* **TASK DIRECTIONS**
Your task is to repeat, word for word, the line containing "OCR this image." and all lines that follow it to the end of the material, and no other lines.

* **STORED RECORDS**
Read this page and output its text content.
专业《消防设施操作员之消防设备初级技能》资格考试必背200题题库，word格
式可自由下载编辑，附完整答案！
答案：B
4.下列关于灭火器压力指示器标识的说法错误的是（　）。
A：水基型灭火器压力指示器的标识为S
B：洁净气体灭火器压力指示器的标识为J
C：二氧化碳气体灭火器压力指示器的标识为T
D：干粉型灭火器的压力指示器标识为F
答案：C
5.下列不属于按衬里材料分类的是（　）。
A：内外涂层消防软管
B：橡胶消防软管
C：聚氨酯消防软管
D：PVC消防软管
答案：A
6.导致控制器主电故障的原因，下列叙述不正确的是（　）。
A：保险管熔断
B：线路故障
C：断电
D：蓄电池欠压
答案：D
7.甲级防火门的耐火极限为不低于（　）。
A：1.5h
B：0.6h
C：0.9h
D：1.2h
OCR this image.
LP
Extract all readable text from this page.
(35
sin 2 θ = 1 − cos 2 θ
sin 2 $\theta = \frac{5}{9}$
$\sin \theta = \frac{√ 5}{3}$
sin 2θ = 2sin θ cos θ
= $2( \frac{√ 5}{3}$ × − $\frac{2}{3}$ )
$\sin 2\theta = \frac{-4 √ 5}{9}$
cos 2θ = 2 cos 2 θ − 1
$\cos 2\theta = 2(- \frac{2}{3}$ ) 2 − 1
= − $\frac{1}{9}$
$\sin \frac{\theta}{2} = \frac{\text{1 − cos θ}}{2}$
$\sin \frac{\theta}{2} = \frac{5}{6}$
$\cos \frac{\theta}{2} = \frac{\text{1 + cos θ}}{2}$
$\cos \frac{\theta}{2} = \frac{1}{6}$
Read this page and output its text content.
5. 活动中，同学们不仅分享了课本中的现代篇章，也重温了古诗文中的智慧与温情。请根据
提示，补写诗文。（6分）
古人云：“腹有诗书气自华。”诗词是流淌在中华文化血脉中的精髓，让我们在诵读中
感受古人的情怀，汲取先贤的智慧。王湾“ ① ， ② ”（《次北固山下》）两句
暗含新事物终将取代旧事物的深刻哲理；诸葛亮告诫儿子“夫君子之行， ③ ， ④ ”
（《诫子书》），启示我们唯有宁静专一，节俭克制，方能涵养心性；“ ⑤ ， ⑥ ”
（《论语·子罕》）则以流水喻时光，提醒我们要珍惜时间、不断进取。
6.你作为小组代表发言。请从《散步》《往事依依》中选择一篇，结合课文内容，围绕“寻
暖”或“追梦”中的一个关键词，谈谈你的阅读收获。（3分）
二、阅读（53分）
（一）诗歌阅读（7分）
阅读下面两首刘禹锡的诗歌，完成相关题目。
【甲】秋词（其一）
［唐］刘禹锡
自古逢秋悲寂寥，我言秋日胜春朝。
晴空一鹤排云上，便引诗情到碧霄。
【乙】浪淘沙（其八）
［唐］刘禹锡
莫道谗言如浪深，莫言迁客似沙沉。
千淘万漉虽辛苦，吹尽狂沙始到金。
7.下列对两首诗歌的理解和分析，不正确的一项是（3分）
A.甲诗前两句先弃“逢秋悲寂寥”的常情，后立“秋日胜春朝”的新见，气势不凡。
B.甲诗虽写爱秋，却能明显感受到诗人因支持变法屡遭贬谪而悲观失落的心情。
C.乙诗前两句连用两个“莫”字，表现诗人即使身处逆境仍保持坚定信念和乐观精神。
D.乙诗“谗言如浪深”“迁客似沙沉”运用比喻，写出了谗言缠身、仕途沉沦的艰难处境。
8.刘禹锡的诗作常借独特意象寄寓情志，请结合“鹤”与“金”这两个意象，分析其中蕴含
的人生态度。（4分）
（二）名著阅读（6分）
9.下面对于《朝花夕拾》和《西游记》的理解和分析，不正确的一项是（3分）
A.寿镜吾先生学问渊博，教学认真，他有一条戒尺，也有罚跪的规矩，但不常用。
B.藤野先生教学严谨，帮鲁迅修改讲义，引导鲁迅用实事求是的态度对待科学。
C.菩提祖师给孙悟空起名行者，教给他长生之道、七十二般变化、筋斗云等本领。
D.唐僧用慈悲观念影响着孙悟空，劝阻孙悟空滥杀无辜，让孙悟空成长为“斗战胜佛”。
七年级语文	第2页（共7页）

* **WRITTEN ANSWER**
OCR this image.
LP
Extract all readable text from this page.
(35
sin 2 θ = 1 − cos 2 θ
sin 2 $\theta = \frac{5}{9}$
$\sin \theta = \frac{√ 5}{3}$
sin 2θ = 2sin θ cos θ
= $2( \frac{√ 5}{3}$ × − $\frac{2}{3}$ )
$\sin 2\theta = \frac{-4 √ 5}{9}$
cos 2θ = 2 cos 2 θ − 1
$\cos 2\theta = 2(- \frac{2}{3}$ ) 2 − 1
= − $\frac{1}{9}$
$\sin \frac{\theta}{2} = \frac{\text{1 − cos θ}}{2}$
$\sin \frac{\theta}{2} = \frac{5}{6}$
$\cos \frac{\theta}{2} = \frac{\text{1 + cos θ}}{2}$
$\cos \frac{\theta}{2} = \frac{1}{6}$
Read this page and output its text content.
5. 活动中，同学们不仅分享了课本中的现代篇章，也重温了古诗文中的智慧与温情。请根据
提示，补写诗文。（6分）
古人云：“腹有诗书气自华。”诗词是流淌在中华文化血脉中的精髓，让我们在诵读中
感受古人的情怀，汲取先贤的智慧。王湾“ ① ， ② ”（《次北固山下》）两句
暗含新事物终将取代旧事物的深刻哲理；诸葛亮告诫儿子“夫君子之行， ③ ， ④ ”
（《诫子书》），启示我们唯有宁静专一，节俭克制，方能涵养心性；“ ⑤ ， ⑥ ”
（《论语·子罕》）则以流水喻时光，提醒我们要珍惜时间、不断进取。
6.你作为小组代表发言。请从《散步》《往事依依》中选择一篇，结合课文内容，围绕“寻
暖”或“追梦”中的一个关键词，谈谈你的阅读收获。（3分）
二、阅读（53分）
（一）诗歌阅读（7分）
阅读下面两首刘禹锡的诗歌，完成相关题目。
【甲】秋词（其一）
［唐］刘禹锡
自古逢秋悲寂寥，我言秋日胜春朝。
晴空一鹤排云上，便引诗情到碧霄。
【乙】浪淘沙（其八）
［唐］刘禹锡
莫道谗言如浪深，莫言迁客似沙沉。
千淘万漉虽辛苦，吹尽狂沙始到金。
7.下列对两首诗歌的理解和分析，不正确的一项是（3分）
A.甲诗前两句先弃“逢秋悲寂寥”的常情，后立“秋日胜春朝”的新见，气势不凡。
B.甲诗虽写爱秋，却能明显感受到诗人因支持变法屡遭贬谪而悲观失落的心情。
C.乙诗前两句连用两个“莫”字，表现诗人即使身处逆境仍保持坚定信念和乐观精神。
D.乙诗“谗言如浪深”“迁客似沙沉”运用比喻，写出了谗言缠身、仕途沉沦的艰难处境。
8.刘禹锡的诗作常借独特意象寄寓情志，请结合“鹤”与“金”这两个意象，分析其中蕴含
的人生态度。（4分）
（二）名著阅读（6分）
9.下面对于《朝花夕拾》和《西游记》的理解和分析，不正确的一项是（3分）
A.寿镜吾先生学问渊博，教学认真，他有一条戒尺，也有罚跪的规矩，但不常用。
B.藤野先生教学严谨，帮鲁迅修改讲义，引导鲁迅用实事求是的态度对待科学。
C.菩提祖师给孙悟空起名行者，教给他长生之道、七十二般变化、筋斗云等本领。
D.唐僧用慈悲观念影响着孙悟空，劝阻孙悟空滥杀无辜，让孙悟空成长为“斗战胜佛”。
七年级语文	第2页（共7页）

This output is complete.